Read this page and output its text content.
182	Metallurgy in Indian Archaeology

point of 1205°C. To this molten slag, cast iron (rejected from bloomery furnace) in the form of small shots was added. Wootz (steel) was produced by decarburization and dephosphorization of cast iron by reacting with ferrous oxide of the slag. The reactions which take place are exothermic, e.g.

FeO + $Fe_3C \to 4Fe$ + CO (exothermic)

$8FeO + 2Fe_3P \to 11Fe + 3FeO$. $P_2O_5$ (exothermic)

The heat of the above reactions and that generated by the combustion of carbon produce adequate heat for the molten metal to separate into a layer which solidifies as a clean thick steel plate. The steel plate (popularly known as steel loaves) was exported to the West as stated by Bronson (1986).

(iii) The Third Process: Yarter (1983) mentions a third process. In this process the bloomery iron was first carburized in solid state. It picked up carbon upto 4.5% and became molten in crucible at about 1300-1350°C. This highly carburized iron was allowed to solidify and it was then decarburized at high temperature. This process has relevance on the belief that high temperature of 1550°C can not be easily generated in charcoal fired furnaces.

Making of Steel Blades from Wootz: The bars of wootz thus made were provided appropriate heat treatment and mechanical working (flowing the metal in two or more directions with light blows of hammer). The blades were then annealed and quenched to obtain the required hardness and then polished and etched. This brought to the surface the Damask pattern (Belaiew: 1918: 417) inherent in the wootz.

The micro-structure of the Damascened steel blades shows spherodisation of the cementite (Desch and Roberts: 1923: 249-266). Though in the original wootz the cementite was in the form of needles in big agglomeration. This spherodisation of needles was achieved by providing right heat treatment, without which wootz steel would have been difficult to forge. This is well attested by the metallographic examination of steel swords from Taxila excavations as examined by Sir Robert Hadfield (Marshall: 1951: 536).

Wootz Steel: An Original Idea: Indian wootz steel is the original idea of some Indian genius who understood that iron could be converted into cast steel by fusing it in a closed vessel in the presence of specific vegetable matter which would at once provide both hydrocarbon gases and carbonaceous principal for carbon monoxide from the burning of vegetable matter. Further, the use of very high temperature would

::::::

Set exercise: How many of the listing's lines contain "cast"? Respond with a single number and nothing else.

Solution to the problem: 2